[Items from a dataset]
········
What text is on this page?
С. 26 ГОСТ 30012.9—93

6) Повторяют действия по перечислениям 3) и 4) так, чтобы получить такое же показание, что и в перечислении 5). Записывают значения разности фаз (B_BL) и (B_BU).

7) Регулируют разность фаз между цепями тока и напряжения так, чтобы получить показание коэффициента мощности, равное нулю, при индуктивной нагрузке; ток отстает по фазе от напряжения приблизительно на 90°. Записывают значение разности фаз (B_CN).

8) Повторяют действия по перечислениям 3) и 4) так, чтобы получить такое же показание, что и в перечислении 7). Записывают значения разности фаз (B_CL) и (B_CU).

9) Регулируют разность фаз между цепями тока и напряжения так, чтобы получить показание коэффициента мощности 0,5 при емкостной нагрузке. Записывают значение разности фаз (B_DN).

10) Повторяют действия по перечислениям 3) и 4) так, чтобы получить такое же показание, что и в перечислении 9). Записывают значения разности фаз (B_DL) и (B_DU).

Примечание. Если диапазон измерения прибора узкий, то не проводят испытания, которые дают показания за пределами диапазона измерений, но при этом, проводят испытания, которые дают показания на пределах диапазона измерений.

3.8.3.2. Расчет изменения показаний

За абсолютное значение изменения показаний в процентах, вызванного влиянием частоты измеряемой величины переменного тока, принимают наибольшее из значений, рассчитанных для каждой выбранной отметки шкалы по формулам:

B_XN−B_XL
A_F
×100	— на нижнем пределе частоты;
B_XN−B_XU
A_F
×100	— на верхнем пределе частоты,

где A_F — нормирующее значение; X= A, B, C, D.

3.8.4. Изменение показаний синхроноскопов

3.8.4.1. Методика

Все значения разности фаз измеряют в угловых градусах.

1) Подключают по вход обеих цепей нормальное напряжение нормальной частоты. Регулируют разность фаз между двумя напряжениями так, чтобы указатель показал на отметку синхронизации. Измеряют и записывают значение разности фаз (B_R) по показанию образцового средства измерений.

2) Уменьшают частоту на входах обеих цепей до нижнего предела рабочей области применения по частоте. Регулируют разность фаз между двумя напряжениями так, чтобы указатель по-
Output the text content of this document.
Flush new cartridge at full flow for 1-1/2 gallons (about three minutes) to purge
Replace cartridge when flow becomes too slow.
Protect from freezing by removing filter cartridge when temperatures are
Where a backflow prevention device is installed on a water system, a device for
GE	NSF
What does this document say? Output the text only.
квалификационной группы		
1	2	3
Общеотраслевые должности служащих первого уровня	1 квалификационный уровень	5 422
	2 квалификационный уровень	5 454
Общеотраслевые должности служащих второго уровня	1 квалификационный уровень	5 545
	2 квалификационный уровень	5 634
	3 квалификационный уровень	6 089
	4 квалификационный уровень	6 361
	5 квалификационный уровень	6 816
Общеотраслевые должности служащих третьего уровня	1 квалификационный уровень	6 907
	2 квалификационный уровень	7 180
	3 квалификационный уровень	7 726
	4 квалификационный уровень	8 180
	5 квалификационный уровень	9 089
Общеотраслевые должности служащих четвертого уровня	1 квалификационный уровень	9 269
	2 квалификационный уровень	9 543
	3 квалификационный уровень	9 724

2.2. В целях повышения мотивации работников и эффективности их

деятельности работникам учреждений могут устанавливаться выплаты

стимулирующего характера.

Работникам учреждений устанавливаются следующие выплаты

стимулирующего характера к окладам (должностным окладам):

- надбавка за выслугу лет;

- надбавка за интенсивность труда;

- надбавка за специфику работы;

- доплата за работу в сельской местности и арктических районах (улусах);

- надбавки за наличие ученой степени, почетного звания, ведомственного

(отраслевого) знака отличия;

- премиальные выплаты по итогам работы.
········
## Task brief
Quote the data above in full, changing nothing.

## Answer to the exercise
What text is on this page?
С. 26 ГОСТ 30012.9—93

6) Повторяют действия по перечислениям 3) и 4) так, чтобы получить такое же показание, что и в перечислении 5). Записывают значения разности фаз (B_BL) и (B_BU).

7) Регулируют разность фаз между цепями тока и напряжения так, чтобы получить показание коэффициента мощности, равное нулю, при индуктивной нагрузке; ток отстает по фазе от напряжения приблизительно на 90°. Записывают значение разности фаз (B_CN).

8) Повторяют действия по перечислениям 3) и 4) так, чтобы получить такое же показание, что и в перечислении 7). Записывают значения разности фаз (B_CL) и (B_CU).

9) Регулируют разность фаз между цепями тока и напряжения так, чтобы получить показание коэффициента мощности 0,5 при емкостной нагрузке. Записывают значение разности фаз (B_DN).

10) Повторяют действия по перечислениям 3) и 4) так, чтобы получить такое же показание, что и в перечислении 9). Записывают значения разности фаз (B_DL) и (B_DU).

Примечание. Если диапазон измерения прибора узкий, то не проводят испытания, которые дают показания за пределами диапазона измерений, но при этом, проводят испытания, которые дают показания на пределах диапазона измерений.

3.8.3.2. Расчет изменения показаний

За абсолютное значение изменения показаний в процентах, вызванного влиянием частоты измеряемой величины переменного тока, принимают наибольшее из значений, рассчитанных для каждой выбранной отметки шкалы по формулам:

B_XN−B_XL
A_F
×100	— на нижнем пределе частоты;
B_XN−B_XU
A_F
×100	— на верхнем пределе частоты,

где A_F — нормирующее значение; X= A, B, C, D.

3.8.4. Изменение показаний синхроноскопов

3.8.4.1. Методика

Все значения разности фаз измеряют в угловых градусах.

1) Подключают по вход обеих цепей нормальное напряжение нормальной частоты. Регулируют разность фаз между двумя напряжениями так, чтобы указатель показал на отметку синхронизации. Измеряют и записывают значение разности фаз (B_R) по показанию образцового средства измерений.

2) Уменьшают частоту на входах обеих цепей до нижнего предела рабочей области применения по частоте. Регулируют разность фаз между двумя напряжениями так, чтобы указатель по-
Output the text content of this document.
Flush new cartridge at full flow for 1-1/2 gallons (about three minutes) to purge
Replace cartridge when flow becomes too slow.
Protect from freezing by removing filter cartridge when temperatures are
Where a backflow prevention device is installed on a water system, a device for
GE	NSF
What does this document say? Output the text only.
квалификационной группы		
1	2	3
Общеотраслевые должности служащих первого уровня	1 квалификационный уровень	5 422
	2 квалификационный уровень	5 454
Общеотраслевые должности служащих второго уровня	1 квалификационный уровень	5 545
	2 квалификационный уровень	5 634
	3 квалификационный уровень	6 089
	4 квалификационный уровень	6 361
	5 квалификационный уровень	6 816
Общеотраслевые должности служащих третьего уровня	1 квалификационный уровень	6 907
	2 квалификационный уровень	7 180
	3 квалификационный уровень	7 726
	4 квалификационный уровень	8 180
	5 квалификационный уровень	9 089
Общеотраслевые должности служащих четвертого уровня	1 квалификационный уровень	9 269
	2 квалификационный уровень	9 543
	3 квалификационный уровень	9 724

2.2. В целях повышения мотивации работников и эффективности их

деятельности работникам учреждений могут устанавливаться выплаты

стимулирующего характера.

Работникам учреждений устанавливаются следующие выплаты

стимулирующего характера к окладам (должностным окладам):

- надбавка за выслугу лет;

- надбавка за интенсивность труда;

- надбавка за специфику работы;

- доплата за работу в сельской местности и арктических районах (улусах);

- надбавки за наличие ученой степени, почетного звания, ведомственного

(отраслевого) знака отличия;

- премиальные выплаты по итогам работы.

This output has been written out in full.